■ **EXERCISE INSTRUCTIONS**:
Pull out every line with the word "collector" from the entries below.

▬▬▬

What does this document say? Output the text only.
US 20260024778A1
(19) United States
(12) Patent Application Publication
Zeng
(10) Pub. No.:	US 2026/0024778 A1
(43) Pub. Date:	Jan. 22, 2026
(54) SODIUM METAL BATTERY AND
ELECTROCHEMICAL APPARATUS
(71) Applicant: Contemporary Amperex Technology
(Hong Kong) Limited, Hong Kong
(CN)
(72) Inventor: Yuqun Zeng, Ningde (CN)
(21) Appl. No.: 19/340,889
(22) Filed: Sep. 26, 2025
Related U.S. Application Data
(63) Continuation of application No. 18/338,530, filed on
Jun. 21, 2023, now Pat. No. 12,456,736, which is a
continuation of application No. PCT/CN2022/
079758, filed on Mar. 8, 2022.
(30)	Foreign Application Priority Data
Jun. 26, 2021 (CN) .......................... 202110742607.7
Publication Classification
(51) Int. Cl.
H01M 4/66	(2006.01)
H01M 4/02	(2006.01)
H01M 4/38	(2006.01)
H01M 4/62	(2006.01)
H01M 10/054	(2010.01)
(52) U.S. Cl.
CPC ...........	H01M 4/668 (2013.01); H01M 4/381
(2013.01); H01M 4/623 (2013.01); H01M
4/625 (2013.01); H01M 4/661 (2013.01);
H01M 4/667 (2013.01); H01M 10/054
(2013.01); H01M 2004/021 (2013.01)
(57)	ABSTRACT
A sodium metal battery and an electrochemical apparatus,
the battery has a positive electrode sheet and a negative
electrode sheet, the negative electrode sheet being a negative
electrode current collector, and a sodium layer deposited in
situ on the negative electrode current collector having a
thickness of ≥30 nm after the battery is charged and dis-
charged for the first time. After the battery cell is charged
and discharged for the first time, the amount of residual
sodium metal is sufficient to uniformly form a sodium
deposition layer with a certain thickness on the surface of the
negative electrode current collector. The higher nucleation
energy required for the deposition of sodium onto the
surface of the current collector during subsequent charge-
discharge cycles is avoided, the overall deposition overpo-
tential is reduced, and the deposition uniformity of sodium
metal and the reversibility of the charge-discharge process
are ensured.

▬▬▬

■ **TASK OUTPUT**:
electrode current collector, and a sodium layer deposited in
situ on the negative electrode current collector having a
negative electrode current collector. The higher nucleation
surface of the current collector during subsequent charge-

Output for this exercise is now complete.